§ TASK INSTRUCTIONS
Return all of the data exactly as given.

§ PROVIDED DATA
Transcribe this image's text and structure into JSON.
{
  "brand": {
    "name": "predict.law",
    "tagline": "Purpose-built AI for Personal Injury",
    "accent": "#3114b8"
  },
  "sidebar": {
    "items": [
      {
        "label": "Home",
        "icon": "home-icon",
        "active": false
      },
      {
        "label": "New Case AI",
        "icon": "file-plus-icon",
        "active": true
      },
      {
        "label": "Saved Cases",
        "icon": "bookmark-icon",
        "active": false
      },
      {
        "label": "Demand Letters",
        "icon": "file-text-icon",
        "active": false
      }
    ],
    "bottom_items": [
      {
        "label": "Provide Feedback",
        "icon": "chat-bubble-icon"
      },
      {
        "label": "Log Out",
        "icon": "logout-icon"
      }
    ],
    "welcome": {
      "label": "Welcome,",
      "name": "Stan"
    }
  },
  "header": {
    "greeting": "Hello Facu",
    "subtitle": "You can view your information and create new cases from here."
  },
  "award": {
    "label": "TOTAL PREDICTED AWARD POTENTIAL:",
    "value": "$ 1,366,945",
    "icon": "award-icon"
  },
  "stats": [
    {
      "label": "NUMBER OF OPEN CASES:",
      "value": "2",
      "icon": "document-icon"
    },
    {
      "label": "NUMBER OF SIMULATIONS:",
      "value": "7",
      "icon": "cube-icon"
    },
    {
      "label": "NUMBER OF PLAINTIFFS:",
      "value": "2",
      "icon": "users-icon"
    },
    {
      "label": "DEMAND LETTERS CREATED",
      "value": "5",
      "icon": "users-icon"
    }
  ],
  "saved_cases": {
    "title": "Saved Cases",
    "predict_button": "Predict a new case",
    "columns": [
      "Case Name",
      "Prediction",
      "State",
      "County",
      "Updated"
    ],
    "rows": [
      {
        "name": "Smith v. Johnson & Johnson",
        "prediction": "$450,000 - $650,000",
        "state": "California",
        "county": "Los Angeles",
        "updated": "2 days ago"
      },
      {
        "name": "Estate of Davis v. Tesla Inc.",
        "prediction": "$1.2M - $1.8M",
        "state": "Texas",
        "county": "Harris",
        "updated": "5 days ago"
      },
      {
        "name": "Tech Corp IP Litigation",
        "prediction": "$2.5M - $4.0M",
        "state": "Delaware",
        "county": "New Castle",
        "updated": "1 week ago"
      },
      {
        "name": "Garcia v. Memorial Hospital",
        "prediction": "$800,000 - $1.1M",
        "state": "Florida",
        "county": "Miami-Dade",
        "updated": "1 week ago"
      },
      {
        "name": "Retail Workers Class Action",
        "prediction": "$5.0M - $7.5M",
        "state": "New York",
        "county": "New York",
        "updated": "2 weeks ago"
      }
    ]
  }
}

§ RESPONSE
Transcribe this image's text and structure into JSON.
{
  "brand": {
    "name": "predict.law",
    "tagline": "Purpose-built AI for Personal Injury",
    "accent": "#3114b8"
  },
  "sidebar": {
    "items": [
      {
        "label": "Home",
        "icon": "home-icon",
        "active": false
      },
      {
        "label": "New Case AI",
        "icon": "file-plus-icon",
        "active": true
      },
      {
        "label": "Saved Cases",
        "icon": "bookmark-icon",
        "active": false
      },
      {
        "label": "Demand Letters",
        "icon": "file-text-icon",
        "active": false
      }
    ],
    "bottom_items": [
      {
        "label": "Provide Feedback",
        "icon": "chat-bubble-icon"
      },
      {
        "label": "Log Out",
        "icon": "logout-icon"
      }
    ],
    "welcome": {
      "label": "Welcome,",
      "name": "Stan"
    }
  },
  "header": {
    "greeting": "Hello Facu",
    "subtitle": "You can view your information and create new cases from here."
  },
  "award": {
    "label": "TOTAL PREDICTED AWARD POTENTIAL:",
    "value": "$ 1,366,945",
    "icon": "award-icon"
  },
  "stats": [
    {
      "label": "NUMBER OF OPEN CASES:",
      "value": "2",
      "icon": "document-icon"
    },
    {
      "label": "NUMBER OF SIMULATIONS:",
      "value": "7",
      "icon": "cube-icon"
    },
    {
      "label": "NUMBER OF PLAINTIFFS:",
      "value": "2",
      "icon": "users-icon"
    },
    {
      "label": "DEMAND LETTERS CREATED",
      "value": "5",
      "icon": "users-icon"
    }
  ],
  "saved_cases": {
    "title": "Saved Cases",
    "predict_button": "Predict a new case",
    "columns": [
      "Case Name",
      "Prediction",
      "State",
      "County",
      "Updated"
    ],
    "rows": [
      {
        "name": "Smith v. Johnson & Johnson",
        "prediction": "$450,000 - $650,000",
        "state": "California",
        "county": "Los Angeles",
        "updated": "2 days ago"
      },
      {
        "name": "Estate of Davis v. Tesla Inc.",
        "prediction": "$1.2M - $1.8M",
        "state": "Texas",
        "county": "Harris",
        "updated": "5 days ago"
      },
      {
        "name": "Tech Corp IP Litigation",
        "prediction": "$2.5M - $4.0M",
        "state": "Delaware",
        "county": "New Castle",
        "updated": "1 week ago"
      },
      {
        "name": "Garcia v. Memorial Hospital",
        "prediction": "$800,000 - $1.1M",
        "state": "Florida",
        "county": "Miami-Dade",
        "updated": "1 week ago"
      },
      {
        "name": "Retail Workers Class Action",
        "prediction": "$5.0M - $7.5M",
        "state": "New York",
        "county": "New York",
        "updated": "2 weeks ago"
      }
    ]
  }
}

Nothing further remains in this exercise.